• Problem: Only the number is wanted: how many lines of the data contain "fill"?
━━━━━ Extracted information
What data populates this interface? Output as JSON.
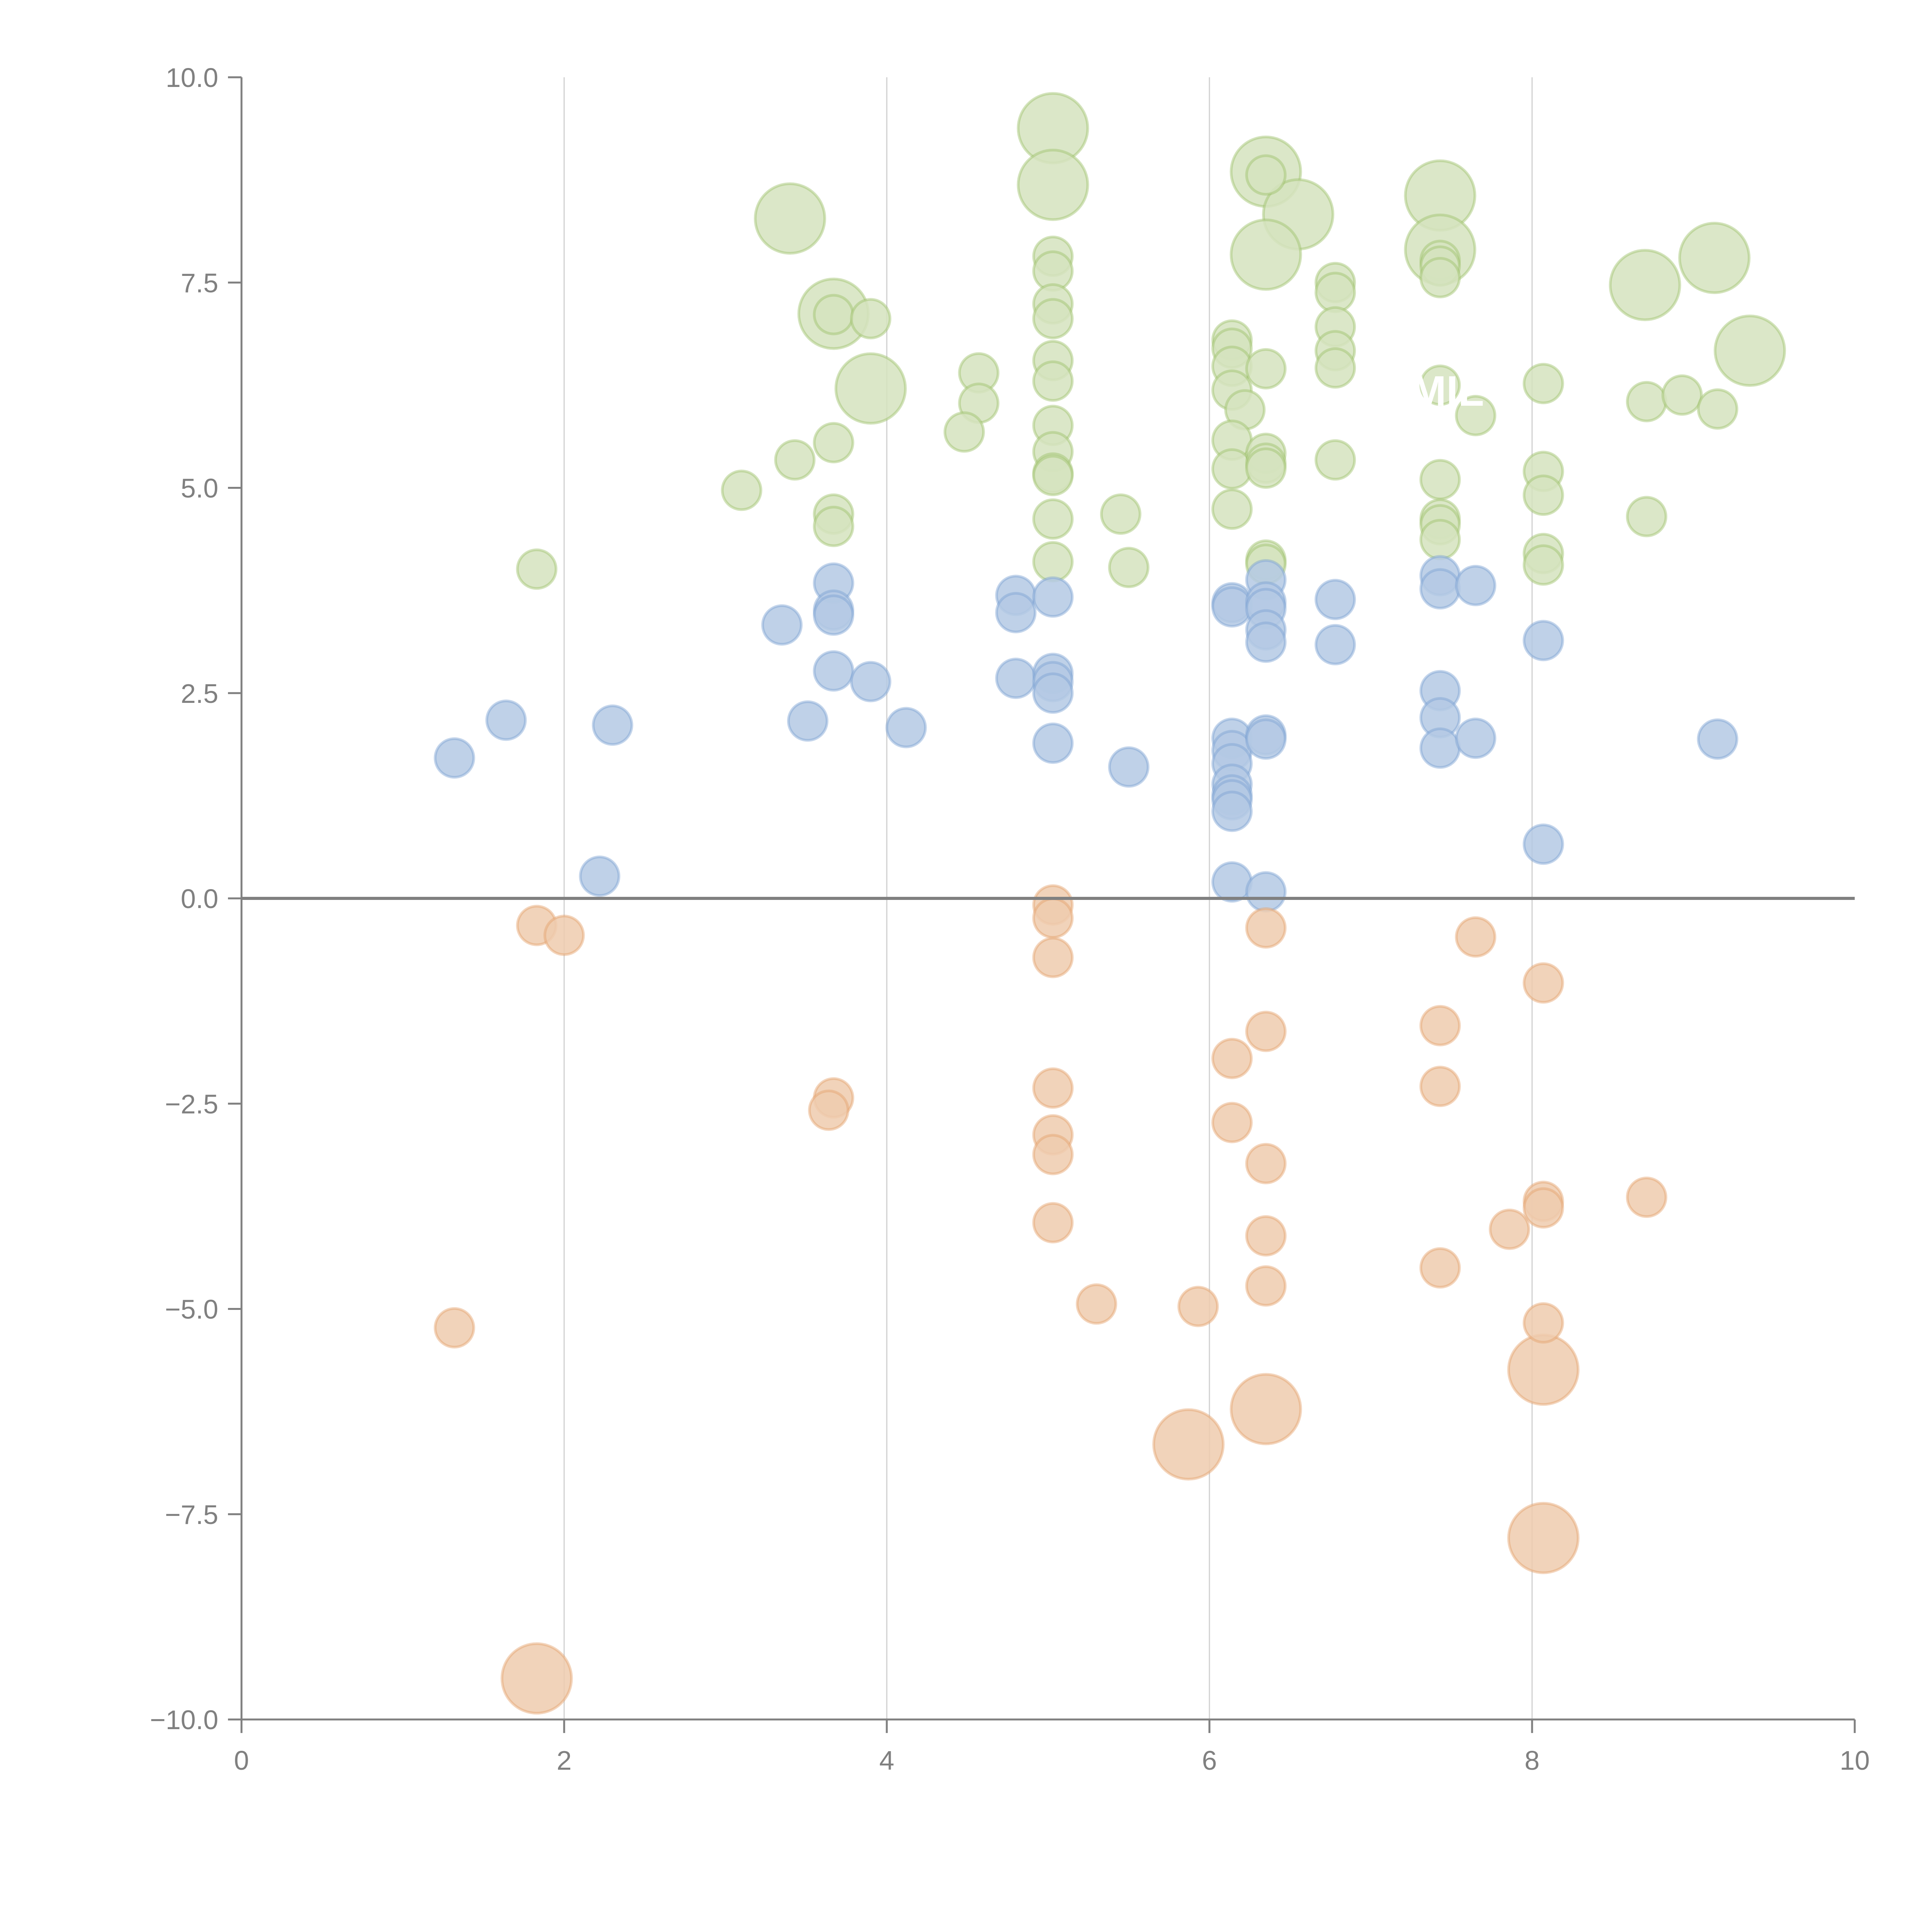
{
  "chart_data": {
    "type": "scatter",
    "title": "",
    "xlabel": "",
    "ylabel": "",
    "xlim": [
      0,
      10
    ],
    "ylim": [
      -10,
      10
    ],
    "x_ticks": [
      "0",
      "2",
      "4",
      "6",
      "8",
      "10"
    ],
    "x_tick_values": [
      0,
      2,
      4,
      6,
      8,
      10
    ],
    "y_ticks": [
      "10.0",
      "7.5",
      "5.0",
      "2.5",
      "0.0",
      "−2.5",
      "−5.0",
      "−7.5",
      "−10.0"
    ],
    "y_tick_values": [
      10,
      7.5,
      5,
      2.5,
      0,
      -2.5,
      -5,
      -7.5,
      -10
    ],
    "grid": {
      "vertical": true,
      "horizontal": false,
      "vertical_at": [
        2,
        4,
        6,
        8
      ]
    },
    "reference_line_y": 0,
    "legend": "none",
    "annotation": "MIL A",
    "annotation_at": {
      "x": 7.6,
      "y": 6.0
    },
    "series": [
      {
        "name": "green",
        "color": "#9dc26b",
        "fill": "#d5e3be",
        "points": [
          {
            "x": 5.03,
            "y": 9.38,
            "size": 3
          },
          {
            "x": 5.03,
            "y": 8.69,
            "size": 3
          },
          {
            "x": 3.4,
            "y": 8.28,
            "size": 3
          },
          {
            "x": 6.35,
            "y": 8.85,
            "size": 3
          },
          {
            "x": 6.55,
            "y": 8.33,
            "size": 3
          },
          {
            "x": 6.35,
            "y": 7.84,
            "size": 3
          },
          {
            "x": 7.43,
            "y": 8.56,
            "size": 3
          },
          {
            "x": 7.43,
            "y": 7.9,
            "size": 3
          },
          {
            "x": 3.67,
            "y": 7.12,
            "size": 3
          },
          {
            "x": 3.9,
            "y": 6.21,
            "size": 3
          },
          {
            "x": 8.7,
            "y": 7.47,
            "size": 3
          },
          {
            "x": 9.13,
            "y": 7.8,
            "size": 3
          },
          {
            "x": 9.35,
            "y": 6.67,
            "size": 3
          },
          {
            "x": 5.03,
            "y": 7.82,
            "size": 1
          },
          {
            "x": 5.03,
            "y": 7.64,
            "size": 1
          },
          {
            "x": 5.03,
            "y": 7.24,
            "size": 1
          },
          {
            "x": 5.03,
            "y": 7.06,
            "size": 1
          },
          {
            "x": 5.03,
            "y": 6.55,
            "size": 1
          },
          {
            "x": 5.03,
            "y": 6.3,
            "size": 1
          },
          {
            "x": 5.03,
            "y": 5.76,
            "size": 1
          },
          {
            "x": 5.03,
            "y": 5.44,
            "size": 1
          },
          {
            "x": 5.03,
            "y": 5.18,
            "size": 1
          },
          {
            "x": 5.03,
            "y": 5.15,
            "size": 1
          },
          {
            "x": 5.03,
            "y": 4.62,
            "size": 1
          },
          {
            "x": 5.03,
            "y": 4.1,
            "size": 1
          },
          {
            "x": 3.67,
            "y": 7.11,
            "size": 1
          },
          {
            "x": 3.9,
            "y": 7.06,
            "size": 1
          },
          {
            "x": 4.57,
            "y": 6.4,
            "size": 1
          },
          {
            "x": 4.57,
            "y": 6.03,
            "size": 1
          },
          {
            "x": 4.48,
            "y": 5.68,
            "size": 1
          },
          {
            "x": 3.67,
            "y": 5.55,
            "size": 1
          },
          {
            "x": 3.43,
            "y": 5.34,
            "size": 1
          },
          {
            "x": 3.1,
            "y": 4.97,
            "size": 1
          },
          {
            "x": 3.67,
            "y": 4.68,
            "size": 1
          },
          {
            "x": 3.67,
            "y": 4.53,
            "size": 1
          },
          {
            "x": 1.83,
            "y": 4.01,
            "size": 1
          },
          {
            "x": 5.45,
            "y": 4.68,
            "size": 1
          },
          {
            "x": 5.5,
            "y": 4.03,
            "size": 1
          },
          {
            "x": 6.14,
            "y": 6.8,
            "size": 1
          },
          {
            "x": 6.14,
            "y": 6.7,
            "size": 1
          },
          {
            "x": 6.14,
            "y": 6.48,
            "size": 1
          },
          {
            "x": 6.14,
            "y": 6.19,
            "size": 1
          },
          {
            "x": 6.22,
            "y": 5.95,
            "size": 1
          },
          {
            "x": 6.14,
            "y": 5.58,
            "size": 1
          },
          {
            "x": 6.14,
            "y": 5.23,
            "size": 1
          },
          {
            "x": 6.14,
            "y": 4.74,
            "size": 1
          },
          {
            "x": 6.35,
            "y": 6.45,
            "size": 1
          },
          {
            "x": 6.35,
            "y": 5.42,
            "size": 1
          },
          {
            "x": 6.35,
            "y": 5.3,
            "size": 1
          },
          {
            "x": 6.35,
            "y": 5.24,
            "size": 1
          },
          {
            "x": 6.35,
            "y": 4.12,
            "size": 1
          },
          {
            "x": 6.35,
            "y": 4.07,
            "size": 1
          },
          {
            "x": 6.35,
            "y": 8.81,
            "size": 1
          },
          {
            "x": 6.78,
            "y": 7.5,
            "size": 1
          },
          {
            "x": 6.78,
            "y": 7.38,
            "size": 1
          },
          {
            "x": 6.78,
            "y": 6.96,
            "size": 1
          },
          {
            "x": 6.78,
            "y": 6.67,
            "size": 1
          },
          {
            "x": 6.78,
            "y": 6.46,
            "size": 1
          },
          {
            "x": 6.78,
            "y": 5.34,
            "size": 1
          },
          {
            "x": 7.43,
            "y": 7.77,
            "size": 1
          },
          {
            "x": 7.43,
            "y": 7.7,
            "size": 1
          },
          {
            "x": 7.43,
            "y": 7.56,
            "size": 1
          },
          {
            "x": 7.43,
            "y": 6.25,
            "size": 1
          },
          {
            "x": 7.43,
            "y": 5.1,
            "size": 1
          },
          {
            "x": 7.43,
            "y": 4.62,
            "size": 1
          },
          {
            "x": 7.43,
            "y": 4.55,
            "size": 1
          },
          {
            "x": 7.43,
            "y": 4.37,
            "size": 1
          },
          {
            "x": 7.65,
            "y": 5.88,
            "size": 1
          },
          {
            "x": 8.07,
            "y": 6.27,
            "size": 1
          },
          {
            "x": 8.07,
            "y": 5.2,
            "size": 1
          },
          {
            "x": 8.07,
            "y": 4.91,
            "size": 1
          },
          {
            "x": 8.07,
            "y": 4.2,
            "size": 1
          },
          {
            "x": 8.07,
            "y": 4.06,
            "size": 1
          },
          {
            "x": 8.71,
            "y": 6.05,
            "size": 1
          },
          {
            "x": 8.93,
            "y": 6.13,
            "size": 1
          },
          {
            "x": 9.15,
            "y": 5.96,
            "size": 1
          },
          {
            "x": 8.71,
            "y": 4.65,
            "size": 1
          }
        ]
      },
      {
        "name": "blue",
        "color": "#7ca2d3",
        "fill": "#b4c9e4",
        "points": [
          {
            "x": 1.32,
            "y": 1.71,
            "size": 1
          },
          {
            "x": 1.64,
            "y": 2.17,
            "size": 1
          },
          {
            "x": 2.3,
            "y": 2.11,
            "size": 1
          },
          {
            "x": 2.22,
            "y": 0.27,
            "size": 1
          },
          {
            "x": 3.35,
            "y": 3.33,
            "size": 1
          },
          {
            "x": 3.67,
            "y": 3.84,
            "size": 1
          },
          {
            "x": 3.67,
            "y": 3.51,
            "size": 1
          },
          {
            "x": 3.67,
            "y": 3.45,
            "size": 1
          },
          {
            "x": 3.67,
            "y": 2.77,
            "size": 1
          },
          {
            "x": 3.9,
            "y": 2.64,
            "size": 1
          },
          {
            "x": 3.51,
            "y": 2.16,
            "size": 1
          },
          {
            "x": 4.12,
            "y": 2.08,
            "size": 1
          },
          {
            "x": 4.8,
            "y": 3.69,
            "size": 1
          },
          {
            "x": 4.8,
            "y": 3.48,
            "size": 1
          },
          {
            "x": 4.8,
            "y": 2.68,
            "size": 1
          },
          {
            "x": 5.03,
            "y": 3.67,
            "size": 1
          },
          {
            "x": 5.03,
            "y": 2.74,
            "size": 1
          },
          {
            "x": 5.03,
            "y": 2.64,
            "size": 1
          },
          {
            "x": 5.03,
            "y": 2.5,
            "size": 1
          },
          {
            "x": 5.03,
            "y": 1.89,
            "size": 1
          },
          {
            "x": 5.5,
            "y": 1.6,
            "size": 1
          },
          {
            "x": 6.14,
            "y": 3.6,
            "size": 1
          },
          {
            "x": 6.14,
            "y": 3.55,
            "size": 1
          },
          {
            "x": 6.14,
            "y": 1.95,
            "size": 1
          },
          {
            "x": 6.14,
            "y": 1.8,
            "size": 1
          },
          {
            "x": 6.14,
            "y": 1.64,
            "size": 1
          },
          {
            "x": 6.14,
            "y": 1.39,
            "size": 1
          },
          {
            "x": 6.14,
            "y": 1.26,
            "size": 1
          },
          {
            "x": 6.14,
            "y": 1.2,
            "size": 1
          },
          {
            "x": 6.14,
            "y": 1.06,
            "size": 1
          },
          {
            "x": 6.14,
            "y": 0.2,
            "size": 1
          },
          {
            "x": 6.35,
            "y": 3.88,
            "size": 1
          },
          {
            "x": 6.35,
            "y": 3.61,
            "size": 1
          },
          {
            "x": 6.35,
            "y": 3.53,
            "size": 1
          },
          {
            "x": 6.35,
            "y": 3.27,
            "size": 1
          },
          {
            "x": 6.35,
            "y": 3.12,
            "size": 1
          },
          {
            "x": 6.35,
            "y": 1.99,
            "size": 1
          },
          {
            "x": 6.35,
            "y": 1.94,
            "size": 1
          },
          {
            "x": 6.35,
            "y": 0.08,
            "size": 1
          },
          {
            "x": 6.78,
            "y": 3.64,
            "size": 1
          },
          {
            "x": 6.78,
            "y": 3.09,
            "size": 1
          },
          {
            "x": 7.43,
            "y": 3.93,
            "size": 1
          },
          {
            "x": 7.43,
            "y": 3.77,
            "size": 1
          },
          {
            "x": 7.43,
            "y": 2.53,
            "size": 1
          },
          {
            "x": 7.43,
            "y": 2.2,
            "size": 1
          },
          {
            "x": 7.43,
            "y": 1.83,
            "size": 1
          },
          {
            "x": 7.65,
            "y": 3.81,
            "size": 1
          },
          {
            "x": 7.65,
            "y": 1.95,
            "size": 1
          },
          {
            "x": 8.07,
            "y": 3.14,
            "size": 1
          },
          {
            "x": 8.07,
            "y": 0.66,
            "size": 1
          },
          {
            "x": 9.15,
            "y": 1.94,
            "size": 1
          }
        ]
      },
      {
        "name": "orange",
        "color": "#e4a26c",
        "fill": "#efcbae",
        "points": [
          {
            "x": 1.83,
            "y": -9.5,
            "size": 3
          },
          {
            "x": 5.87,
            "y": -6.65,
            "size": 3
          },
          {
            "x": 6.35,
            "y": -6.22,
            "size": 3
          },
          {
            "x": 8.07,
            "y": -5.74,
            "size": 3
          },
          {
            "x": 8.07,
            "y": -7.79,
            "size": 3
          },
          {
            "x": 1.83,
            "y": -0.33,
            "size": 1
          },
          {
            "x": 2.0,
            "y": -0.45,
            "size": 1
          },
          {
            "x": 1.32,
            "y": -5.23,
            "size": 1
          },
          {
            "x": 3.67,
            "y": -2.43,
            "size": 1
          },
          {
            "x": 3.64,
            "y": -2.58,
            "size": 1
          },
          {
            "x": 5.03,
            "y": -0.08,
            "size": 1
          },
          {
            "x": 5.03,
            "y": -0.24,
            "size": 1
          },
          {
            "x": 5.03,
            "y": -0.72,
            "size": 1
          },
          {
            "x": 5.03,
            "y": -2.31,
            "size": 1
          },
          {
            "x": 5.03,
            "y": -2.88,
            "size": 1
          },
          {
            "x": 5.03,
            "y": -3.12,
            "size": 1
          },
          {
            "x": 5.03,
            "y": -3.95,
            "size": 1
          },
          {
            "x": 5.3,
            "y": -4.94,
            "size": 1
          },
          {
            "x": 5.93,
            "y": -4.97,
            "size": 1
          },
          {
            "x": 6.14,
            "y": -1.95,
            "size": 1
          },
          {
            "x": 6.14,
            "y": -2.73,
            "size": 1
          },
          {
            "x": 6.35,
            "y": -0.36,
            "size": 1
          },
          {
            "x": 6.35,
            "y": -1.62,
            "size": 1
          },
          {
            "x": 6.35,
            "y": -3.23,
            "size": 1
          },
          {
            "x": 6.35,
            "y": -4.11,
            "size": 1
          },
          {
            "x": 6.35,
            "y": -4.72,
            "size": 1
          },
          {
            "x": 7.43,
            "y": -1.55,
            "size": 1
          },
          {
            "x": 7.43,
            "y": -2.29,
            "size": 1
          },
          {
            "x": 7.43,
            "y": -4.5,
            "size": 1
          },
          {
            "x": 7.65,
            "y": -0.47,
            "size": 1
          },
          {
            "x": 7.86,
            "y": -4.03,
            "size": 1
          },
          {
            "x": 8.07,
            "y": -1.03,
            "size": 1
          },
          {
            "x": 8.07,
            "y": -3.69,
            "size": 1
          },
          {
            "x": 8.07,
            "y": -3.77,
            "size": 1
          },
          {
            "x": 8.07,
            "y": -5.17,
            "size": 1
          },
          {
            "x": 8.71,
            "y": -3.64,
            "size": 1
          }
        ]
      }
    ]
  }
}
━━━━━━━━━━
• Response to this task: 3